- [Tarefas propostas]
1. Segundo o texto sobre o desmatamento nas zonas de hibridização de macacos, qual foi a área desmatada em um raio de 50 km dessas zonas?
2. Reescreva de forma mais concisa o parágrafo do texto sobre o desmatamento nas zonas de hibridização que começa com "O estudo identificou algumas ameaças contínuas", preservando seus fatos principais.
3. Retome o texto sobre o desmatamento nas zonas de hibridização de macacos a partir do ponto em que ele termina.

- [Página]
Ainda assim, todas as seis zonas de hibridização cruciais que os pesquisadores examinaram estão vivenciando uma taxa “muito alta” de desmatamento, diz Jatna. Dentro de um raio de 10 quilômetros das zonas de hibridização, uma área combinada de mais de 80.000 hectares de floresta foi perdida. Em um raio de 50 km, a área desmatada era de quase 540.000 hectares.

A maior perda de floresta ocorreu na zona híbrida entre as populações ocidentais do ‘booted macaque’ e do macaco tonkean (Macaca tonkeana): quase 26.000 hectares em um raio de 10 km e 152.000 hectares em 50 km.
O que torna esse desmatamento mais preocupante é que nenhuma das zonas de hibridização está protegida, dizem os pesquisadores, o que torna quase certo que a perda de floresta continuará nessas áreas.

O estudo identificou algumas ameaças contínuas às zonas de hibridização, incluindo um projeto para alargar uma estrada através da zona muito estreita entre as cordilheiras do macaco tonkean e do macaco-de-Heck (Macaca hecki) em Sulawesi Central. Mais de 48.000 hectares de cobertura florestal já foram perdidos dentro de 50 km desta zona, e o projeto da estrada pode levar a uma maior ocupação humana da zona, acelerando o ritmo do desmatamento.

Os pesquisadores também encontraram aumento do desmatamento de floresta para terras agrícolas em Sulawesi do Sul, na zona híbrida entre o macaco Tonkean e o macaco mouro (Macaca maura). Eles alertam que a expansão das plantações de milho, cacau e café deve continuar

Falta de proteção

Um fator que explica porque essas zonas de hibridização estão sendo desmatadas é que elas não se enquadram em áreas protegidas ou de conservação.

- [Registros fornecidos]
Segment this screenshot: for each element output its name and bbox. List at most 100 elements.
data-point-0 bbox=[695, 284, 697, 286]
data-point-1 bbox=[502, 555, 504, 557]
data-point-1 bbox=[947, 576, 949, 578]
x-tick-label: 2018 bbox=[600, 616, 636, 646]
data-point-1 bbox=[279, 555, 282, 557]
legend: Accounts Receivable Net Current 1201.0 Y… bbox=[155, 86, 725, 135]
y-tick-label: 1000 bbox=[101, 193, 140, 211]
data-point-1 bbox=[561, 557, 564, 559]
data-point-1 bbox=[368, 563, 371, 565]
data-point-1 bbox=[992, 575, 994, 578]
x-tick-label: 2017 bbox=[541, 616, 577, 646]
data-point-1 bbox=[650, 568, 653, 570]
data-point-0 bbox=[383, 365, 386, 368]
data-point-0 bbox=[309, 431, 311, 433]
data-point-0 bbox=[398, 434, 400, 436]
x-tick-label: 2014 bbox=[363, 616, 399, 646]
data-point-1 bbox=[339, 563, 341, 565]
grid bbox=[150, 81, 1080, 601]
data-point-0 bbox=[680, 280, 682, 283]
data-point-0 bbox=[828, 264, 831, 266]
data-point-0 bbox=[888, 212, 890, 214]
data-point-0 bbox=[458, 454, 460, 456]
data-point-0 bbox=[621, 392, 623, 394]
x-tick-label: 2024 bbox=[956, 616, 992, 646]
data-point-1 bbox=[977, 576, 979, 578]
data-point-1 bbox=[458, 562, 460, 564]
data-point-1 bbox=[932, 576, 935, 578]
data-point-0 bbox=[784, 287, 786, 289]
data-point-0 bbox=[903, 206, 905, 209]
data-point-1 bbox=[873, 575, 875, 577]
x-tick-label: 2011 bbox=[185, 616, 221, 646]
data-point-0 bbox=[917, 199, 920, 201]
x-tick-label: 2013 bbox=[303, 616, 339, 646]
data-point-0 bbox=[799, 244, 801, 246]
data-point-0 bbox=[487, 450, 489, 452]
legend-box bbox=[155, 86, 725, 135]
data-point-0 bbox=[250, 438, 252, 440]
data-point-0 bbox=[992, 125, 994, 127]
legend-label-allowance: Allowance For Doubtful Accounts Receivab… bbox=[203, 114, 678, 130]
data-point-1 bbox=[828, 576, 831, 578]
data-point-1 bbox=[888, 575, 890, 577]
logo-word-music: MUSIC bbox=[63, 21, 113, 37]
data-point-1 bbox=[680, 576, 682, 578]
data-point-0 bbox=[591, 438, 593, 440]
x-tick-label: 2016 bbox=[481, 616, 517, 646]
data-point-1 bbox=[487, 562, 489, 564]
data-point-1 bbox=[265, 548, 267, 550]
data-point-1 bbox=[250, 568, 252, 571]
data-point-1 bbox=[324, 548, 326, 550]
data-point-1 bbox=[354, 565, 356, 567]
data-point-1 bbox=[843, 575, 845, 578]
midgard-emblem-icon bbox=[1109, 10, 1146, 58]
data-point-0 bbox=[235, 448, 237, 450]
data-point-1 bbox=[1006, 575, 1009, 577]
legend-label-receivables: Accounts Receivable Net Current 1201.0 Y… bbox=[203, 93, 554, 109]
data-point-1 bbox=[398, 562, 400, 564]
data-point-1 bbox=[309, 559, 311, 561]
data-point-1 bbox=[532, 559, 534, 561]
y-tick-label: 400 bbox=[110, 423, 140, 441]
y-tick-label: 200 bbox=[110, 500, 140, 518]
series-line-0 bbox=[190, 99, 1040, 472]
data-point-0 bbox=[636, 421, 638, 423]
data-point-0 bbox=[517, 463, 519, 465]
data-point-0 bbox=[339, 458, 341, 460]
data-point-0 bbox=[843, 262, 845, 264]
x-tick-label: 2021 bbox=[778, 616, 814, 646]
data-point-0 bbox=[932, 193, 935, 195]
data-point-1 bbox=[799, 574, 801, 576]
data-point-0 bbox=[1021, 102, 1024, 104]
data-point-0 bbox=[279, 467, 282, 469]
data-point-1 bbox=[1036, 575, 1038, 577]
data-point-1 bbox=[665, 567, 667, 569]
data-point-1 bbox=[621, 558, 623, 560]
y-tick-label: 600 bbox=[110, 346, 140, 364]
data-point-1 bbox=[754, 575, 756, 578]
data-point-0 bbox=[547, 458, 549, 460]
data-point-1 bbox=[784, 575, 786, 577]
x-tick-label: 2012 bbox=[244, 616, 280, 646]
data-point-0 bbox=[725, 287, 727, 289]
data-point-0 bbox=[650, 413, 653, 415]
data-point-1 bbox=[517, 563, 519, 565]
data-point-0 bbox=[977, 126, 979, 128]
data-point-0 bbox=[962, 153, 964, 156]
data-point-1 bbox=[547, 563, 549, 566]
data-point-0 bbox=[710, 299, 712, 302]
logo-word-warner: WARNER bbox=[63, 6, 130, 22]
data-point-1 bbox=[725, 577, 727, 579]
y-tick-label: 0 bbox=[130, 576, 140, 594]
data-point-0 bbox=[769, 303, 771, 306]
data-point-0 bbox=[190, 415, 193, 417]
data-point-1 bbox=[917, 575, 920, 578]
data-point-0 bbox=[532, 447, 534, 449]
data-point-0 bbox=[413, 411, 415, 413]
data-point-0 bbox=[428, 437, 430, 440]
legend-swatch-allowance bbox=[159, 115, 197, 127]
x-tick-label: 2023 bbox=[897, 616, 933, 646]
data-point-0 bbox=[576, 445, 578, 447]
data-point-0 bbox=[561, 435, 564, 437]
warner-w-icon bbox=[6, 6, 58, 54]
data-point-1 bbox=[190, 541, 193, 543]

- [Respostas em sequência]
1. Quase 540.000 hectares.

2. O estudo apontou ameaças às zonas de hibridização, entre elas um projeto de alargamento de uma estrada na zona muito estreita entre as cordilheiras do macaco tonkean e do macaco-de-Heck (Macaca hecki), em Sulawesi Central. Mais de 48.000 hectares de floresta já foram perdidos num raio de 50 km dessa zona, e a obra pode ampliar a ocupação humana e acelerar o desmatamento.

3.
“As zonas híbridas existem há centenas de anos, mas foi somente em 1984 que foram reconhecidas” como importantes, diz Jatna. “Eu propus [proteger essas zonas], mas talvez porque já existam muitas pessoas e assentamentos nessas áreas e florestas, não houve acompanhamento ainda. Portanto, é necessário que haja iniciativas do governo sobre como proteger essas zonas.”

Os pesquisadores observam que porções substanciais das zonas de hibridização identificadas no estudo foram propostas para proteção. Mas as leis de conservação da Indonésia não reconhecem a importância biológica dessas áreas, muito menos a necessidade de protegê-las, diz Jatna.

“Não podemos deixar essas espécies híbridas desaparecerem simplesmente porque perdem seus habitats”, diz ele. “É por isso que essas zonas precisam ser protegidas.”
Também fora do âmbito das áreas protegidas estão toda a gama de espécies como o társio de Lariang (Tarsius lariang), társio espectral (Tarsius tarsier) e társio da Ilha de Siau (Tarsius tumpara). Este último é considerado criticamente ameaçado.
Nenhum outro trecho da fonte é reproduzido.